[Stored records]
--- Begin ---

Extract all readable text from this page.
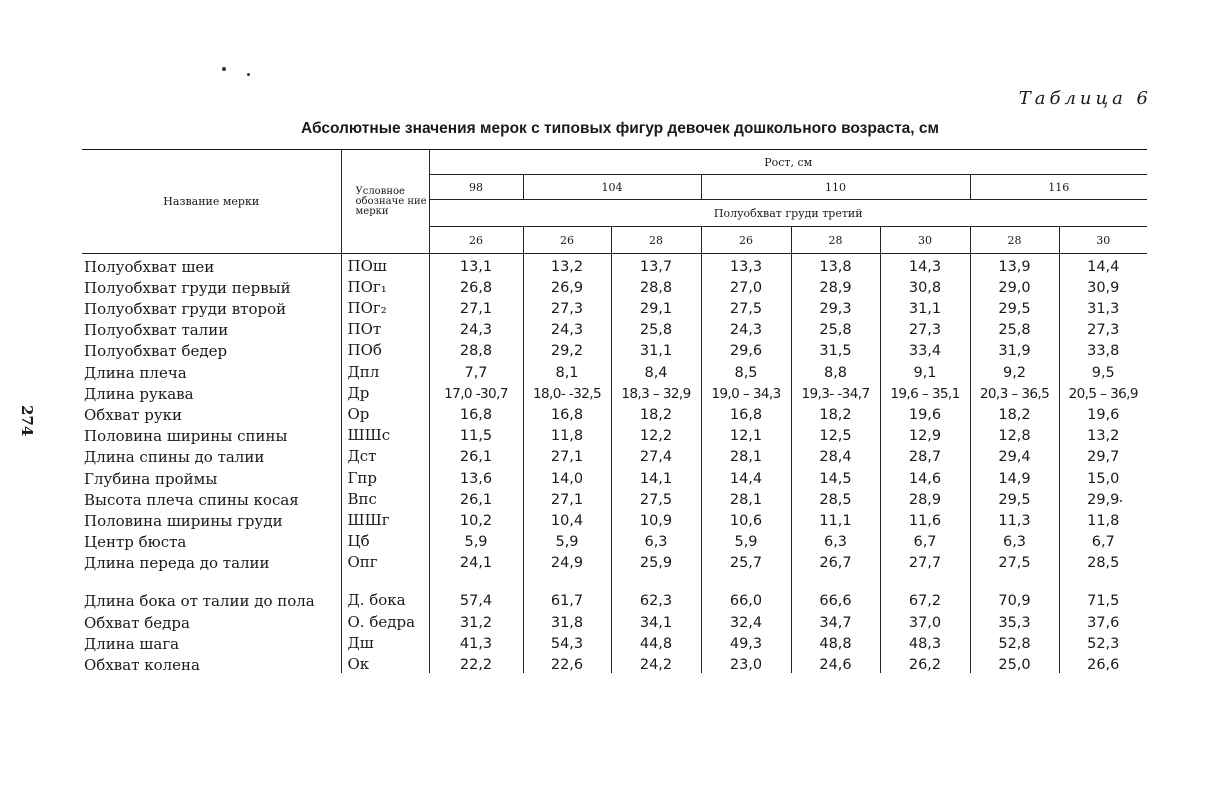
Таблица 6
274
Абсолютные значения мерок с типовых фигур девочек дошкольного возраста, см
Название мерки	Условное обозначе ние мерки	Рост, см							
		98	104		110			116	
		Полуобхват груди третий							
		26	26	28	26	28	30	28	30
Полуобхват шеи	ПОш	13,1	13,2	13,7	13,3	13,8	14,3	13,9	14,4
Полуобхват груди первый	ПОг₁	26,8	26,9	28,8	27,0	28,9	30,8	29,0	30,9
Полуобхват груди второй	ПОг₂	27,1	27,3	29,1	27,5	29,3	31,1	29,5	31,3
Полуобхват талии	ПОт	24,3	24,3	25,8	24,3	25,8	27,3	25,8	27,3
Полуобхват бедер	ПОб	28,8	29,2	31,1	29,6	31,5	33,4	31,9	33,8
Длина плеча	Дпл	7,7	8,1	8,4	8,5	8,8	9,1	9,2	9,5
Длина рукава	Др	17,0 -30,7	18,0- -32,5	18,3 – 32,9	19,0 – 34,3	19,3- -34,7	19,6 – 35,1	20,3 – 36,5	20,5 – 36,9
Обхват руки	Ор	16,8	16,8	18,2	16,8	18,2	19,6	18,2	19,6
Половина ширины спины	ШШс	11,5	11,8	12,2	12,1	12,5	12,9	12,8	13,2
Длина спины до талии	Дст	26,1	27,1	27,4	28,1	28,4	28,7	29,4	29,7
Глубина проймы	Гпр	13,6	14,0	14,1	14,4	14,5	14,6	14,9	15,0
Высота плеча спины косая	Впс	26,1	27,1	27,5	28,1	28,5	28,9	29,5	29,9
Половина ширины груди	ШШг	10,2	10,4	10,9	10,6	11,1	11,6	11,3	11,8
Центр бюста	Цб	5,9	5,9	6,3	5,9	6,3	6,7	6,3	6,7
Длина переда до талии	Опг	24,1	24,9	25,9	25,7	26,7	27,7	27,5	28,5
Длина бока от талии до пола	Д. бока	57,4	61,7	62,3	66,0	66,6	67,2	70,9	71,5
Обхват бедра	О. бедра	31,2	31,8	34,1	32,4	34,7	37,0	35,3	37,6
Длина шага	Дш	41,3	54,3	44,8	49,3	48,8	48,3	52,8	52,3
Обхват колена	Ок	22,2	22,6	24,2	23,0	24,6	26,2	25,0	26,6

--- End ---

# What to work on:
Pick out every line above that contains the word "Полуобхват" and copy it.

# Expected answer:
		Полуобхват груди третий							
Полуобхват шеи	ПОш	13,1	13,2	13,7	13,3	13,8	14,3	13,9	14,4
Полуобхват груди первый	ПОг₁	26,8	26,9	28,8	27,0	28,9	30,8	29,0	30,9
Полуобхват груди второй	ПОг₂	27,1	27,3	29,1	27,5	29,3	31,1	29,5	31,3
Полуобхват талии	ПОт	24,3	24,3	25,8	24,3	25,8	27,3	25,8	27,3
Полуобхват бедер	ПОб	28,8	29,2	31,1	29,6	31,5	33,4	31,9	33,8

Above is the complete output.